> **Instructions to follow**:
Please repeat all of the lines that follow, exactly as written.

> **Stored records**:
#####
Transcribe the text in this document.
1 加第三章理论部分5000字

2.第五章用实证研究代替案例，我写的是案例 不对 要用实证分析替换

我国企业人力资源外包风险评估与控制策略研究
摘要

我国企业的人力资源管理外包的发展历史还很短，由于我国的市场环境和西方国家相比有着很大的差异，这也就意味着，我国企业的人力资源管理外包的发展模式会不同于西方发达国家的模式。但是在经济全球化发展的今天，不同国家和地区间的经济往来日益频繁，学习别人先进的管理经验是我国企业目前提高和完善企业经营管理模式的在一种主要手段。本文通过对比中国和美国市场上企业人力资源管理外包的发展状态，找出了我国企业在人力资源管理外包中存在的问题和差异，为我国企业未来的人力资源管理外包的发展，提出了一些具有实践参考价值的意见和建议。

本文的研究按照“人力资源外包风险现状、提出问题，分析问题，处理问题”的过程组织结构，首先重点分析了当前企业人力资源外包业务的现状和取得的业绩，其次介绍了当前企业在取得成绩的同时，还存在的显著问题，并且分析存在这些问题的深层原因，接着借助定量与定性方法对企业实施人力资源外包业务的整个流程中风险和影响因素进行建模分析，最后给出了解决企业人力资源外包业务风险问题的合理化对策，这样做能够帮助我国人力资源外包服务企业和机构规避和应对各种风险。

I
#####
> **Written response**:
Transcribe the text in this document.
1 加第三章理论部分5000字

2.第五章用实证研究代替案例，我写的是案例 不对 要用实证分析替换

我国企业人力资源外包风险评估与控制策略研究
摘要

我国企业的人力资源管理外包的发展历史还很短，由于我国的市场环境和西方国家相比有着很大的差异，这也就意味着，我国企业的人力资源管理外包的发展模式会不同于西方发达国家的模式。但是在经济全球化发展的今天，不同国家和地区间的经济往来日益频繁，学习别人先进的管理经验是我国企业目前提高和完善企业经营管理模式的在一种主要手段。本文通过对比中国和美国市场上企业人力资源管理外包的发展状态，找出了我国企业在人力资源管理外包中存在的问题和差异，为我国企业未来的人力资源管理外包的发展，提出了一些具有实践参考价值的意见和建议。

本文的研究按照“人力资源外包风险现状、提出问题，分析问题，处理问题”的过程组织结构，首先重点分析了当前企业人力资源外包业务的现状和取得的业绩，其次介绍了当前企业在取得成绩的同时，还存在的显著问题，并且分析存在这些问题的深层原因，接着借助定量与定性方法对企业实施人力资源外包业务的整个流程中风险和影响因素进行建模分析，最后给出了解决企业人力资源外包业务风险问题的合理化对策，这样做能够帮助我国人力资源外包服务企业和机构规避和应对各种风险。

I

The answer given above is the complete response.